··· Supplied material

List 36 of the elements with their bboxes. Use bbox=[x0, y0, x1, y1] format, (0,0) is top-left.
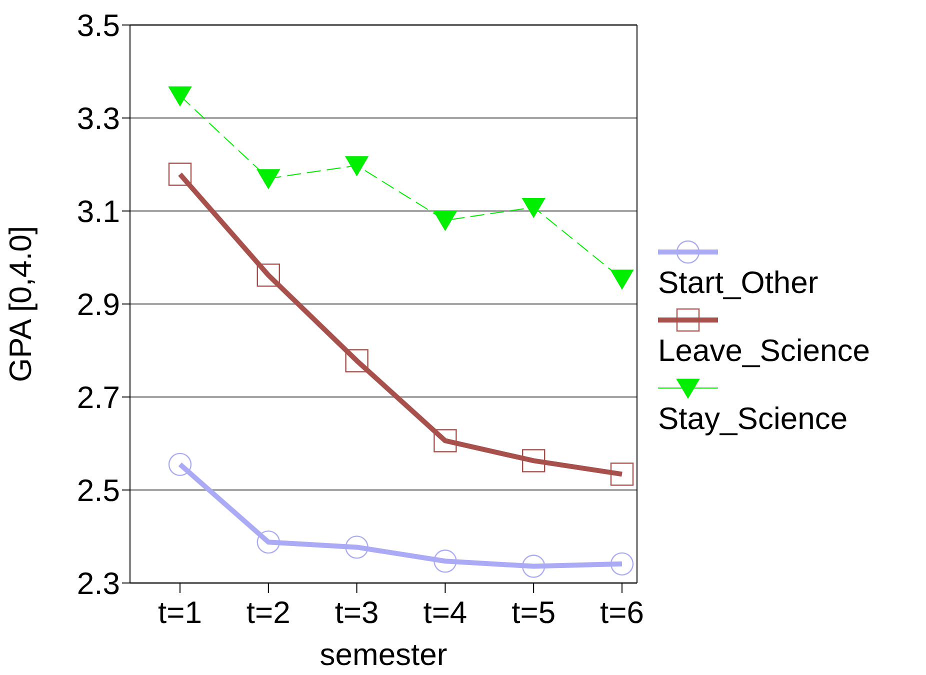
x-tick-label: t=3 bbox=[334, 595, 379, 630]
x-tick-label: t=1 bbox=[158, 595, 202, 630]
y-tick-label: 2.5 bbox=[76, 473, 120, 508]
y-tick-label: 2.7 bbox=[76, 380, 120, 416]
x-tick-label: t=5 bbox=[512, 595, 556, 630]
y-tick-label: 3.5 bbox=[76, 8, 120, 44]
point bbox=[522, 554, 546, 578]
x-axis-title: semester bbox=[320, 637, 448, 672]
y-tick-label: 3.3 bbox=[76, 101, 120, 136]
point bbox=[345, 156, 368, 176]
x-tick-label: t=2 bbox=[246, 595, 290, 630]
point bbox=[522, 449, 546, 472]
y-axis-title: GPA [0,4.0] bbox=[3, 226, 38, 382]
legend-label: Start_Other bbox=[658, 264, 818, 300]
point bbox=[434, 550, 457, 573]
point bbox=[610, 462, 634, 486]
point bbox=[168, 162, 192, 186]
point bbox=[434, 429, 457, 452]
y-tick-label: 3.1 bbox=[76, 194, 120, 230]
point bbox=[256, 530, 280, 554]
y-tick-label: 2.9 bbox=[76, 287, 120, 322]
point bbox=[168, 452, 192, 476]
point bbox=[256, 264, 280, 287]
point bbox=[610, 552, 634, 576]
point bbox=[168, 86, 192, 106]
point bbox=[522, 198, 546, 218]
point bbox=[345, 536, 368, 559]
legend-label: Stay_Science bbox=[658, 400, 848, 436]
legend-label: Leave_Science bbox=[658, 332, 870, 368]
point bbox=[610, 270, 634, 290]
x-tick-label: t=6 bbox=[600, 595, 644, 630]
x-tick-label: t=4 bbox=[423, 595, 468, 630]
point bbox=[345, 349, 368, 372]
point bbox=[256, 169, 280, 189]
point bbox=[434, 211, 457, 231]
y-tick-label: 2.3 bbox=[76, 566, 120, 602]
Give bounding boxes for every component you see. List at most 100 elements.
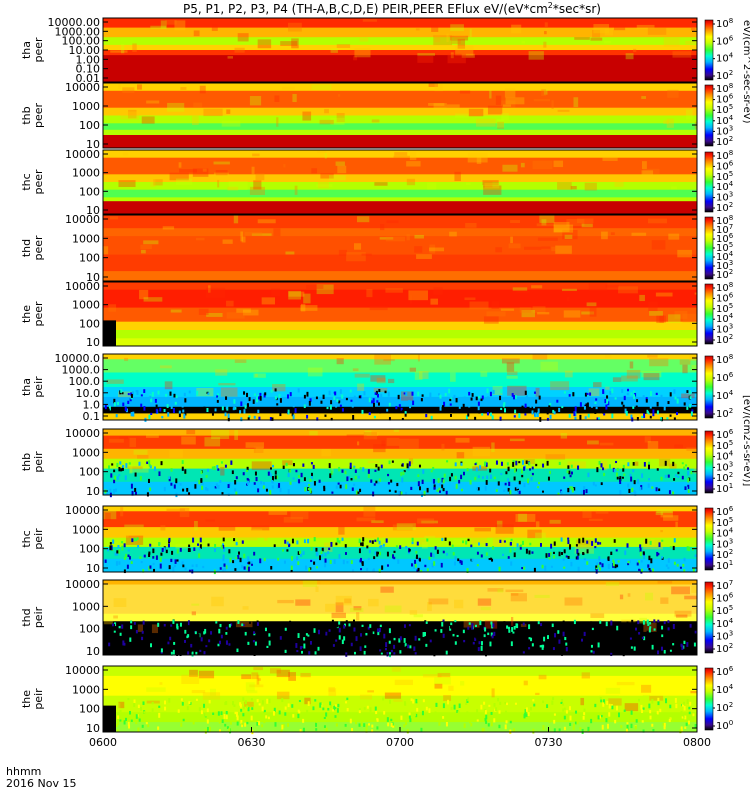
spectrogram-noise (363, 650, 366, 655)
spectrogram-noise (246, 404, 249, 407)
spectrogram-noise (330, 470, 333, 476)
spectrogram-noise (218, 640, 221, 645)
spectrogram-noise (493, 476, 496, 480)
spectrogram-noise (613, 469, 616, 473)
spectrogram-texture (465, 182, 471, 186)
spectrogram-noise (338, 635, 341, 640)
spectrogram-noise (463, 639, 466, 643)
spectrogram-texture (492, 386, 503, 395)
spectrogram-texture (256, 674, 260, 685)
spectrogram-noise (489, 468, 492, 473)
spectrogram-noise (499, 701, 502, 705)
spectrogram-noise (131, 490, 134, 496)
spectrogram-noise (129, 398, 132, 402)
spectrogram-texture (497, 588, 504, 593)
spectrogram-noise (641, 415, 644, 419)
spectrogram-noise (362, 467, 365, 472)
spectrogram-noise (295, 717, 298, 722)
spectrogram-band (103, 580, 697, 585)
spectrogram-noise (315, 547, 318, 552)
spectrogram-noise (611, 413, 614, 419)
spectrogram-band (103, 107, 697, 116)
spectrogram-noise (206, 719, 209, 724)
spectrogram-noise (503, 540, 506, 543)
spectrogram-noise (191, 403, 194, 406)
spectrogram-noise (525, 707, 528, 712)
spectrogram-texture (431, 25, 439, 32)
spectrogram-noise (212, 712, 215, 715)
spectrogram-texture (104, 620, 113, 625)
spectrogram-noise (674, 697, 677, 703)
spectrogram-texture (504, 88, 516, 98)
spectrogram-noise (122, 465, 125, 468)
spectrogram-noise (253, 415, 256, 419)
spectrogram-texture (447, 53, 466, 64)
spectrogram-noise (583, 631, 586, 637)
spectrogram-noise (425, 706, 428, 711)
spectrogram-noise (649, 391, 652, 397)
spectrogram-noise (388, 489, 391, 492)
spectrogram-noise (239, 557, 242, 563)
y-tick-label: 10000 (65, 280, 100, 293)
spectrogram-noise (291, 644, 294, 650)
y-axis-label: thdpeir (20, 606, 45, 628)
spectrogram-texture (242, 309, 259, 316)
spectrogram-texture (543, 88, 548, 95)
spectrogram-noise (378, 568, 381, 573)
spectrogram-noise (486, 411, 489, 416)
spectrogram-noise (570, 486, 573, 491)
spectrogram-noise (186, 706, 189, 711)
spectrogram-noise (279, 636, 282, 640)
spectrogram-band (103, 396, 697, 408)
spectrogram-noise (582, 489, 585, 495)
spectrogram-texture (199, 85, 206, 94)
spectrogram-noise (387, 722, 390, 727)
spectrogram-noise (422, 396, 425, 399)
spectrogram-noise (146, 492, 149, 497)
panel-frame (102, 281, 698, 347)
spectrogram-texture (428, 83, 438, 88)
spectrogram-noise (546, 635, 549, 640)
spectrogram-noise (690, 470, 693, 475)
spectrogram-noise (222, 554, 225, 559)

······

**Task:** Can you update the data above so that every "spectrogram-noise" reads "spectrogram-speckle", with nothing else altered and the pictures left out?

**The answer:**
List 36 of the elements with their bboxes. Use bbox=[x0, y0, x1, y1] format, (0,0) is top-left.
x-tick-label: t=3 bbox=[334, 595, 379, 630]
x-tick-label: t=1 bbox=[158, 595, 202, 630]
y-tick-label: 2.5 bbox=[76, 473, 120, 508]
y-tick-label: 2.7 bbox=[76, 380, 120, 416]
x-tick-label: t=5 bbox=[512, 595, 556, 630]
y-tick-label: 3.5 bbox=[76, 8, 120, 44]
point bbox=[522, 554, 546, 578]
x-axis-title: semester bbox=[320, 637, 448, 672]
y-tick-label: 3.3 bbox=[76, 101, 120, 136]
point bbox=[345, 156, 368, 176]
x-tick-label: t=2 bbox=[246, 595, 290, 630]
point bbox=[522, 449, 546, 472]
y-axis-title: GPA [0,4.0] bbox=[3, 226, 38, 382]
legend-label: Start_Other bbox=[658, 264, 818, 300]
point bbox=[434, 550, 457, 573]
point bbox=[610, 462, 634, 486]
point bbox=[168, 162, 192, 186]
point bbox=[434, 429, 457, 452]
y-tick-label: 3.1 bbox=[76, 194, 120, 230]
point bbox=[256, 530, 280, 554]
y-tick-label: 2.9 bbox=[76, 287, 120, 322]
point bbox=[168, 452, 192, 476]
point bbox=[256, 264, 280, 287]
point bbox=[610, 552, 634, 576]
point bbox=[168, 86, 192, 106]
point bbox=[522, 198, 546, 218]
point bbox=[345, 536, 368, 559]
legend-label: Stay_Science bbox=[658, 400, 848, 436]
legend-label: Leave_Science bbox=[658, 332, 870, 368]
point bbox=[610, 270, 634, 290]
x-tick-label: t=6 bbox=[600, 595, 644, 630]
x-tick-label: t=4 bbox=[423, 595, 468, 630]
point bbox=[345, 349, 368, 372]
point bbox=[256, 169, 280, 189]
point bbox=[434, 211, 457, 231]
y-tick-label: 2.3 bbox=[76, 566, 120, 602]
Give bounding boxes for every component you see. List at most 100 elements.
spectrogram-speckle (363, 650, 366, 655)
spectrogram-speckle (246, 404, 249, 407)
spectrogram-speckle (330, 470, 333, 476)
spectrogram-speckle (218, 640, 221, 645)
spectrogram-speckle (493, 476, 496, 480)
spectrogram-speckle (613, 469, 616, 473)
spectrogram-texture (465, 182, 471, 186)
spectrogram-speckle (338, 635, 341, 640)
spectrogram-speckle (463, 639, 466, 643)
spectrogram-texture (492, 386, 503, 395)
spectrogram-texture (256, 674, 260, 685)
spectrogram-speckle (489, 468, 492, 473)
spectrogram-speckle (499, 701, 502, 705)
spectrogram-speckle (131, 490, 134, 496)
spectrogram-speckle (129, 398, 132, 402)
spectrogram-texture (497, 588, 504, 593)
spectrogram-speckle (641, 415, 644, 419)
spectrogram-speckle (362, 467, 365, 472)
spectrogram-speckle (295, 717, 298, 722)
spectrogram-band (103, 580, 697, 585)
spectrogram-speckle (315, 547, 318, 552)
spectrogram-speckle (611, 413, 614, 419)
spectrogram-band (103, 107, 697, 116)
spectrogram-speckle (206, 719, 209, 724)
spectrogram-speckle (503, 540, 506, 543)
spectrogram-speckle (191, 403, 194, 406)
spectrogram-speckle (525, 707, 528, 712)
spectrogram-texture (431, 25, 439, 32)
spectrogram-speckle (212, 712, 215, 715)
spectrogram-texture (104, 620, 113, 625)
spectrogram-speckle (674, 697, 677, 703)
spectrogram-texture (504, 88, 516, 98)
spectrogram-speckle (122, 465, 125, 468)
spectrogram-speckle (253, 415, 256, 419)
spectrogram-texture (447, 53, 466, 64)
spectrogram-speckle (583, 631, 586, 637)
spectrogram-speckle (425, 706, 428, 711)
spectrogram-speckle (649, 391, 652, 397)
spectrogram-speckle (388, 489, 391, 492)
spectrogram-speckle (239, 557, 242, 563)
y-tick-label: 10000 (65, 280, 100, 293)
spectrogram-speckle (291, 644, 294, 650)
y-axis-label: thdpeir (20, 606, 45, 628)
spectrogram-texture (242, 309, 259, 316)
spectrogram-texture (543, 88, 548, 95)
spectrogram-speckle (378, 568, 381, 573)
spectrogram-speckle (486, 411, 489, 416)
spectrogram-speckle (570, 486, 573, 491)
spectrogram-speckle (186, 706, 189, 711)
spectrogram-speckle (279, 636, 282, 640)
spectrogram-band (103, 396, 697, 408)
spectrogram-speckle (582, 489, 585, 495)
spectrogram-texture (199, 85, 206, 94)
spectrogram-speckle (387, 722, 390, 727)
spectrogram-speckle (422, 396, 425, 399)
spectrogram-speckle (146, 492, 149, 497)
panel-frame (102, 281, 698, 347)
spectrogram-texture (428, 83, 438, 88)
spectrogram-speckle (546, 635, 549, 640)
spectrogram-speckle (690, 470, 693, 475)
spectrogram-speckle (222, 554, 225, 559)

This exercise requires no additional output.